### RECORDS FOR PROCESSING ###
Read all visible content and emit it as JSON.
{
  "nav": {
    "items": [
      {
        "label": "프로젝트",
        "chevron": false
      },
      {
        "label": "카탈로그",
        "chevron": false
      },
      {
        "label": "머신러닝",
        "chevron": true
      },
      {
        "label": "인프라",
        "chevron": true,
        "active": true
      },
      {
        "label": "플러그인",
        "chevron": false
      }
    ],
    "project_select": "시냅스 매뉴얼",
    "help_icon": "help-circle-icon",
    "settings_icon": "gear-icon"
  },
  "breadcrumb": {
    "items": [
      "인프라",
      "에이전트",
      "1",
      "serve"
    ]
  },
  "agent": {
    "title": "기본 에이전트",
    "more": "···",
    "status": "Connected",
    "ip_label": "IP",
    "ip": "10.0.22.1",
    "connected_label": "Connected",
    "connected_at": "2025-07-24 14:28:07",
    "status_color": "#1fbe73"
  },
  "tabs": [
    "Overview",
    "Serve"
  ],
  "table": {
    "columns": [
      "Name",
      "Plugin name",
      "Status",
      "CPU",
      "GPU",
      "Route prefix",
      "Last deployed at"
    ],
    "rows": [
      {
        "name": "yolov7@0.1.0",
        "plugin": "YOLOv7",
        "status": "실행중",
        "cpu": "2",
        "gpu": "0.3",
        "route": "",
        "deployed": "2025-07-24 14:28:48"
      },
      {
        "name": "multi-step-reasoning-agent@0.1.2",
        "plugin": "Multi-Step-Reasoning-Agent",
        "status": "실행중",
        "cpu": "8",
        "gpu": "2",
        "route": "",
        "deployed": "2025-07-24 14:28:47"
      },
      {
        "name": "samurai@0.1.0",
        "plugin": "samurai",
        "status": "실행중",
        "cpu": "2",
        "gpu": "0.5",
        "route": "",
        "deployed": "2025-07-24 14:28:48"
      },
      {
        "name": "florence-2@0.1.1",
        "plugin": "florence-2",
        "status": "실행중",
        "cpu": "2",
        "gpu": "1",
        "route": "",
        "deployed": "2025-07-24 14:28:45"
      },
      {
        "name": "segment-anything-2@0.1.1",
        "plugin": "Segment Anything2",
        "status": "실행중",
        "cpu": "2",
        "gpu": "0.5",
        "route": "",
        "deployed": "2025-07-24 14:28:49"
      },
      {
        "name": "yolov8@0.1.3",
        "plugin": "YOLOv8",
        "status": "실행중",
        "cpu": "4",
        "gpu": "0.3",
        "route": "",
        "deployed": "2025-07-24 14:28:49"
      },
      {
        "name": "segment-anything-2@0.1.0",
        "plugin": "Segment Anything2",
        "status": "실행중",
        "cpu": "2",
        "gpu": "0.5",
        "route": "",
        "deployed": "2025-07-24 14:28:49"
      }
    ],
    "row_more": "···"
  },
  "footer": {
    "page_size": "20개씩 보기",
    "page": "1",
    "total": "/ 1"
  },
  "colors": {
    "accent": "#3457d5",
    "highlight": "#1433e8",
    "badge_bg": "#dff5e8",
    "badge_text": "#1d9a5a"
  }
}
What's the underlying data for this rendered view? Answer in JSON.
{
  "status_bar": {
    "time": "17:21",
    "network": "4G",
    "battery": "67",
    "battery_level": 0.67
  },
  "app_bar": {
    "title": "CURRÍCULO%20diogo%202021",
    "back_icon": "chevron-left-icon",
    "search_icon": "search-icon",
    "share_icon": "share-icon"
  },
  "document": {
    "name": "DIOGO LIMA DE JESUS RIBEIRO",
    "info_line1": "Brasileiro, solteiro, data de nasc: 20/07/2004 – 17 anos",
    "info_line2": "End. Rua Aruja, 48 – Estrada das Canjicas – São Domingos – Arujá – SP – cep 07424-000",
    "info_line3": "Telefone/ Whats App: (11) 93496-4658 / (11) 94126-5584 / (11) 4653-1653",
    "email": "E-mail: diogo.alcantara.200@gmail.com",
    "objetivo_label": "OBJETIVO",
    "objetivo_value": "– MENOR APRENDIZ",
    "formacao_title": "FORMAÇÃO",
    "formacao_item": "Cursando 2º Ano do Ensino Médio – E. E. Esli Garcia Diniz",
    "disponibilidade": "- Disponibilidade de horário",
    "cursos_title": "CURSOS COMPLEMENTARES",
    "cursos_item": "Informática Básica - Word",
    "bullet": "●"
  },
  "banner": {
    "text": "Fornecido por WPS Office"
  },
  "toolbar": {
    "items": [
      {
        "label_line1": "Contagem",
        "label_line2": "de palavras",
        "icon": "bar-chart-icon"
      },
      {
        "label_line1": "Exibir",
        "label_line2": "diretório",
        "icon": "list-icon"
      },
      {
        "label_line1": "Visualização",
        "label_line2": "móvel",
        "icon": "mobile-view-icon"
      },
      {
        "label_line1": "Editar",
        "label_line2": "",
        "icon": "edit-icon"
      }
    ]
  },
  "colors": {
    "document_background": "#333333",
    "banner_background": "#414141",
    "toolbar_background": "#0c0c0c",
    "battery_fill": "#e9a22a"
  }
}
###
▶ GOAL
Every record should be given again exactly.

▶ TASK SOLUTION
Read all visible content and emit it as JSON.
{
  "nav": {
    "items": [
      {
        "label": "프로젝트",
        "chevron": false
      },
      {
        "label": "카탈로그",
        "chevron": false
      },
      {
        "label": "머신러닝",
        "chevron": true
      },
      {
        "label": "인프라",
        "chevron": true,
        "active": true
      },
      {
        "label": "플러그인",
        "chevron": false
      }
    ],
    "project_select": "시냅스 매뉴얼",
    "help_icon": "help-circle-icon",
    "settings_icon": "gear-icon"
  },
  "breadcrumb": {
    "items": [
      "인프라",
      "에이전트",
      "1",
      "serve"
    ]
  },
  "agent": {
    "title": "기본 에이전트",
    "more": "···",
    "status": "Connected",
    "ip_label": "IP",
    "ip": "10.0.22.1",
    "connected_label": "Connected",
    "connected_at": "2025-07-24 14:28:07",
    "status_color": "#1fbe73"
  },
  "tabs": [
    "Overview",
    "Serve"
  ],
  "table": {
    "columns": [
      "Name",
      "Plugin name",
      "Status",
      "CPU",
      "GPU",
      "Route prefix",
      "Last deployed at"
    ],
    "rows": [
      {
        "name": "yolov7@0.1.0",
        "plugin": "YOLOv7",
        "status": "실행중",
        "cpu": "2",
        "gpu": "0.3",
        "route": "",
        "deployed": "2025-07-24 14:28:48"
      },
      {
        "name": "multi-step-reasoning-agent@0.1.2",
        "plugin": "Multi-Step-Reasoning-Agent",
        "status": "실행중",
        "cpu": "8",
        "gpu": "2",
        "route": "",
        "deployed": "2025-07-24 14:28:47"
      },
      {
        "name": "samurai@0.1.0",
        "plugin": "samurai",
        "status": "실행중",
        "cpu": "2",
        "gpu": "0.5",
        "route": "",
        "deployed": "2025-07-24 14:28:48"
      },
      {
        "name": "florence-2@0.1.1",
        "plugin": "florence-2",
        "status": "실행중",
        "cpu": "2",
        "gpu": "1",
        "route": "",
        "deployed": "2025-07-24 14:28:45"
      },
      {
        "name": "segment-anything-2@0.1.1",
        "plugin": "Segment Anything2",
        "status": "실행중",
        "cpu": "2",
        "gpu": "0.5",
        "route": "",
        "deployed": "2025-07-24 14:28:49"
      },
      {
        "name": "yolov8@0.1.3",
        "plugin": "YOLOv8",
        "status": "실행중",
        "cpu": "4",
        "gpu": "0.3",
        "route": "",
        "deployed": "2025-07-24 14:28:49"
      },
      {
        "name": "segment-anything-2@0.1.0",
        "plugin": "Segment Anything2",
        "status": "실행중",
        "cpu": "2",
        "gpu": "0.5",
        "route": "",
        "deployed": "2025-07-24 14:28:49"
      }
    ],
    "row_more": "···"
  },
  "footer": {
    "page_size": "20개씩 보기",
    "page": "1",
    "total": "/ 1"
  },
  "colors": {
    "accent": "#3457d5",
    "highlight": "#1433e8",
    "badge_bg": "#dff5e8",
    "badge_text": "#1d9a5a"
  }
}
What's the underlying data for this rendered view? Answer in JSON.
{
  "status_bar": {
    "time": "17:21",
    "network": "4G",
    "battery": "67",
    "battery_level": 0.67
  },
  "app_bar": {
    "title": "CURRÍCULO%20diogo%202021",
    "back_icon": "chevron-left-icon",
    "search_icon": "search-icon",
    "share_icon": "share-icon"
  },
  "document": {
    "name": "DIOGO LIMA DE JESUS RIBEIRO",
    "info_line1": "Brasileiro, solteiro, data de nasc: 20/07/2004 – 17 anos",
    "info_line2": "End. Rua Aruja, 48 – Estrada das Canjicas – São Domingos – Arujá – SP – cep 07424-000",
    "info_line3": "Telefone/ Whats App: (11) 93496-4658 / (11) 94126-5584 / (11) 4653-1653",
    "email": "E-mail: diogo.alcantara.200@gmail.com",
    "objetivo_label": "OBJETIVO",
    "objetivo_value": "– MENOR APRENDIZ",
    "formacao_title": "FORMAÇÃO",
    "formacao_item": "Cursando 2º Ano do Ensino Médio – E. E. Esli Garcia Diniz",
    "disponibilidade": "- Disponibilidade de horário",
    "cursos_title": "CURSOS COMPLEMENTARES",
    "cursos_item": "Informática Básica - Word",
    "bullet": "●"
  },
  "banner": {
    "text": "Fornecido por WPS Office"
  },
  "toolbar": {
    "items": [
      {
        "label_line1": "Contagem",
        "label_line2": "de palavras",
        "icon": "bar-chart-icon"
      },
      {
        "label_line1": "Exibir",
        "label_line2": "diretório",
        "icon": "list-icon"
      },
      {
        "label_line1": "Visualização",
        "label_line2": "móvel",
        "icon": "mobile-view-icon"
      },
      {
        "label_line1": "Editar",
        "label_line2": "",
        "icon": "edit-icon"
      }
    ]
  },
  "colors": {
    "document_background": "#333333",
    "banner_background": "#414141",
    "toolbar_background": "#0c0c0c",
    "battery_fill": "#e9a22a"
  }
}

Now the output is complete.